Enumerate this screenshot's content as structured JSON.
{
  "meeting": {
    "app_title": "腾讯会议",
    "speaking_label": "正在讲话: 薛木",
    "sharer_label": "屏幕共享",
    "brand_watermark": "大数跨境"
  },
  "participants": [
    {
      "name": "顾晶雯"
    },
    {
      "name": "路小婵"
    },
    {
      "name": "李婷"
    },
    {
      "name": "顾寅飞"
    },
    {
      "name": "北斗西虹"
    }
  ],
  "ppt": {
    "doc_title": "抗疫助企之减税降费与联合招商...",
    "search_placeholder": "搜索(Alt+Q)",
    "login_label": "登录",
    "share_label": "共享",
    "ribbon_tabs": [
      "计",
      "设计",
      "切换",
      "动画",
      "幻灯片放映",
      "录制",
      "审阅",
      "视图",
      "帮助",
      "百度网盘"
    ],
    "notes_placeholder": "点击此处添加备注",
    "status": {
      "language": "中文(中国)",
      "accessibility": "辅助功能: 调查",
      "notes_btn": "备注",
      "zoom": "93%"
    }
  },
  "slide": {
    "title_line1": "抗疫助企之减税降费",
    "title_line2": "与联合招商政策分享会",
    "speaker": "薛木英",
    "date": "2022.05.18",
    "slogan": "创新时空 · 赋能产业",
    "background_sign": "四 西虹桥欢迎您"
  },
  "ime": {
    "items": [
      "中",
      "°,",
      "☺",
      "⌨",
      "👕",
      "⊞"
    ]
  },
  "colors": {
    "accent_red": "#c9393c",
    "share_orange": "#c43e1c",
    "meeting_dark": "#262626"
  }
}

# [Given request]
From the preceding material, extract every line exactly.

# [Result of the task]
Enumerate this screenshot's content as structured JSON.
{
  "meeting": {
    "app_title": "腾讯会议",
    "speaking_label": "正在讲话: 薛木",
    "sharer_label": "屏幕共享",
    "brand_watermark": "大数跨境"
  },
  "participants": [
    {
      "name": "顾晶雯"
    },
    {
      "name": "路小婵"
    },
    {
      "name": "李婷"
    },
    {
      "name": "顾寅飞"
    },
    {
      "name": "北斗西虹"
    }
  ],
  "ppt": {
    "doc_title": "抗疫助企之减税降费与联合招商...",
    "search_placeholder": "搜索(Alt+Q)",
    "login_label": "登录",
    "share_label": "共享",
    "ribbon_tabs": [
      "计",
      "设计",
      "切换",
      "动画",
      "幻灯片放映",
      "录制",
      "审阅",
      "视图",
      "帮助",
      "百度网盘"
    ],
    "notes_placeholder": "点击此处添加备注",
    "status": {
      "language": "中文(中国)",
      "accessibility": "辅助功能: 调查",
      "notes_btn": "备注",
      "zoom": "93%"
    }
  },
  "slide": {
    "title_line1": "抗疫助企之减税降费",
    "title_line2": "与联合招商政策分享会",
    "speaker": "薛木英",
    "date": "2022.05.18",
    "slogan": "创新时空 · 赋能产业",
    "background_sign": "四 西虹桥欢迎您"
  },
  "ime": {
    "items": [
      "中",
      "°,",
      "☺",
      "⌨",
      "👕",
      "⊞"
    ]
  },
  "colors": {
    "accent_red": "#c9393c",
    "share_orange": "#c43e1c",
    "meeting_dark": "#262626"
  }
}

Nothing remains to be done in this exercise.